Extrait fourni:
Il n'y aura pas de forte hausse. Le ministre du Travail, de l'Emploi et du Dialogue social, Michel Sapin, a estimé, jeudi 24 mai sur Canal+, qu'il fallait donner un coup de pouce au smic, mais sans promettre la forte hausse réclamée par certains syndicats.

"Quand vous êtes une caissière à 70% du smic, vous n'arrivez pas à vivre, il est légitime de donner un coup de pouce au smic", a déclaré Michel Sapin, reprenant une expression utilisée par François Hollande pendant la campagne. "Mais quand vous êtes une petite entreprise avec des carnets de commandes difficiles, vous vous posez la question de l'équilibre de votre compte, et là on ne peut pas non plus faire des sauts sur le smic, a-t-il poursuivi. C'est cela qu'il faut concilier et une décision sera prise", a promis le ministre, tout en prônant la concertation avec les partenaires sociaux.

La CGT réclame une hausse de 300 euros brut (pour atteindre 1 700 euros brut par mois), tandis que FO demande une augmentation progressive à 1 340 euros nets contre environ 1 100 euros nets aujourd'hui. Le sujet sera par ailleurs au cœur de la conférence sociale, qui se tiendra avant mi-juillet. Invité à dire si le gouvernement accéderait à la revendication de Jean-Claude Mailly, numéro 1 de FO, le ministre a répondu : "Il le sait lui-même".

Entrées fournies:
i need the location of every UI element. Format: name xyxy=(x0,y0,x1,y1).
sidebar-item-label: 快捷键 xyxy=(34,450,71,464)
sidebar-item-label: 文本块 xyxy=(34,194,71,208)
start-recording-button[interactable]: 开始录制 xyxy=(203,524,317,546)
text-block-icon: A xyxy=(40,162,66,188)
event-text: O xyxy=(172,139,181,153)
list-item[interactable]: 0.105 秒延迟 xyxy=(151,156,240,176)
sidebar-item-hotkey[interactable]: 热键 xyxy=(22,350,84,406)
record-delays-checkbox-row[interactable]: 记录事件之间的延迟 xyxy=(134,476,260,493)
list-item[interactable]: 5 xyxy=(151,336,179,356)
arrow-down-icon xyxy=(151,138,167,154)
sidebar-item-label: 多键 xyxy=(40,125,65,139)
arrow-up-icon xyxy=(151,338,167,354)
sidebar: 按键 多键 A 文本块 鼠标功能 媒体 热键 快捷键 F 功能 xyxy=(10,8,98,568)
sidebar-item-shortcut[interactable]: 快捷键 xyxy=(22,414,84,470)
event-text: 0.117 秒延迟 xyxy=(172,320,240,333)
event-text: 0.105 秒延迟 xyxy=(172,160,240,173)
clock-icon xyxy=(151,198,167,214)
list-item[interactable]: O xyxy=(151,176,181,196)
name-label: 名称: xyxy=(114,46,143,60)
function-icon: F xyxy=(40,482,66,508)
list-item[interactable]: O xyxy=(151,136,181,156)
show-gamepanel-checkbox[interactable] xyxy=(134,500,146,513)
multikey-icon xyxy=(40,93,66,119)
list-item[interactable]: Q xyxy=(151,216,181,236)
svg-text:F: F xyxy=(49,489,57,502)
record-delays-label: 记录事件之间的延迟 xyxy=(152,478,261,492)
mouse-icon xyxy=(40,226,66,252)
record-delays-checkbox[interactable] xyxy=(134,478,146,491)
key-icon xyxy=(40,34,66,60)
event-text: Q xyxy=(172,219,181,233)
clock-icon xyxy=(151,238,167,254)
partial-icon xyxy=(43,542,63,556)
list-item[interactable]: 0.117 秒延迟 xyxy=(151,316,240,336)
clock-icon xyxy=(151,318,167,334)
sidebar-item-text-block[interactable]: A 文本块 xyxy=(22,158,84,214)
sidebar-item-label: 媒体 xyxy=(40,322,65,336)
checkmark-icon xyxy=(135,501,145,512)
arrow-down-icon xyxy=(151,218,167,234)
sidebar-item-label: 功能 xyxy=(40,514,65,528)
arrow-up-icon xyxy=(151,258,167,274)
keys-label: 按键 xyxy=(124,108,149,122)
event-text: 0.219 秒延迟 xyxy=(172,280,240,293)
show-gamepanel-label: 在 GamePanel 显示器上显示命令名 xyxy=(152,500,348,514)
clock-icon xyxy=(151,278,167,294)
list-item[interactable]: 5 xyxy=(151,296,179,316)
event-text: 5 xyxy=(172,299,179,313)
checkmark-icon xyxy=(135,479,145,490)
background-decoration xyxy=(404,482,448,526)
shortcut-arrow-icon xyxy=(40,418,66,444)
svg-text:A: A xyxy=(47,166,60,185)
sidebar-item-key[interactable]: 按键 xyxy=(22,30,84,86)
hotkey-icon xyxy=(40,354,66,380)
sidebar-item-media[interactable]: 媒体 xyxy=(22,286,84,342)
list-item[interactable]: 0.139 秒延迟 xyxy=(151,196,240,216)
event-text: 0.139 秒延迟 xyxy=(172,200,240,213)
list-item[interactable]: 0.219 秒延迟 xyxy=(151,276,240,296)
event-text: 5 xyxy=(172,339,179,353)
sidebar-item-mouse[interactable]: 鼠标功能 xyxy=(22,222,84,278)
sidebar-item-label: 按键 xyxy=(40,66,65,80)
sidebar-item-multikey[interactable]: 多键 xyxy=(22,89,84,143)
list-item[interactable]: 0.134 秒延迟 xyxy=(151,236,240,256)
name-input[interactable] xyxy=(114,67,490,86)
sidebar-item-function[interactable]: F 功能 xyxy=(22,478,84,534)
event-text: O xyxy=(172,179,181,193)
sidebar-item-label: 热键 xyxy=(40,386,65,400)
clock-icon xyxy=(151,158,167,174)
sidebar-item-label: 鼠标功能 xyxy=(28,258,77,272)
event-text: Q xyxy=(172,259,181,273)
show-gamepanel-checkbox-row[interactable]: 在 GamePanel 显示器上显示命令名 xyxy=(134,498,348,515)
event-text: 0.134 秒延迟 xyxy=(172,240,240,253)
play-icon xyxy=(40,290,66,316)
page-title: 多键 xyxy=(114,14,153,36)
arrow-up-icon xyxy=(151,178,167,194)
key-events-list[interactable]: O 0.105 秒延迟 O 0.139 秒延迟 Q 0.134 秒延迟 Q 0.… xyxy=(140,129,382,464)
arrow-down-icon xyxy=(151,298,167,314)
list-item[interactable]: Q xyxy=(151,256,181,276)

Consigne:
Répondez aux questions suivantes sur le texte consacré au smic, en numérotant les réponses de la même manière.
1. Quel jour et sur quelle chaîne Michel Sapin s'est-il exprimé ?
2. Quelle hausse du smic la CGT réclame-t-elle ?
3. Avant quelle échéance la conférence sociale doit-elle se tenir ?

Résultat:
1. Michel Sapin s'est exprimé le jeudi 24 mai sur Canal+.
2. La CGT réclame une hausse de 300 euros brut, pour atteindre 1 700 euros brut par mois.
3. La conférence sociale doit se tenir avant mi-juillet.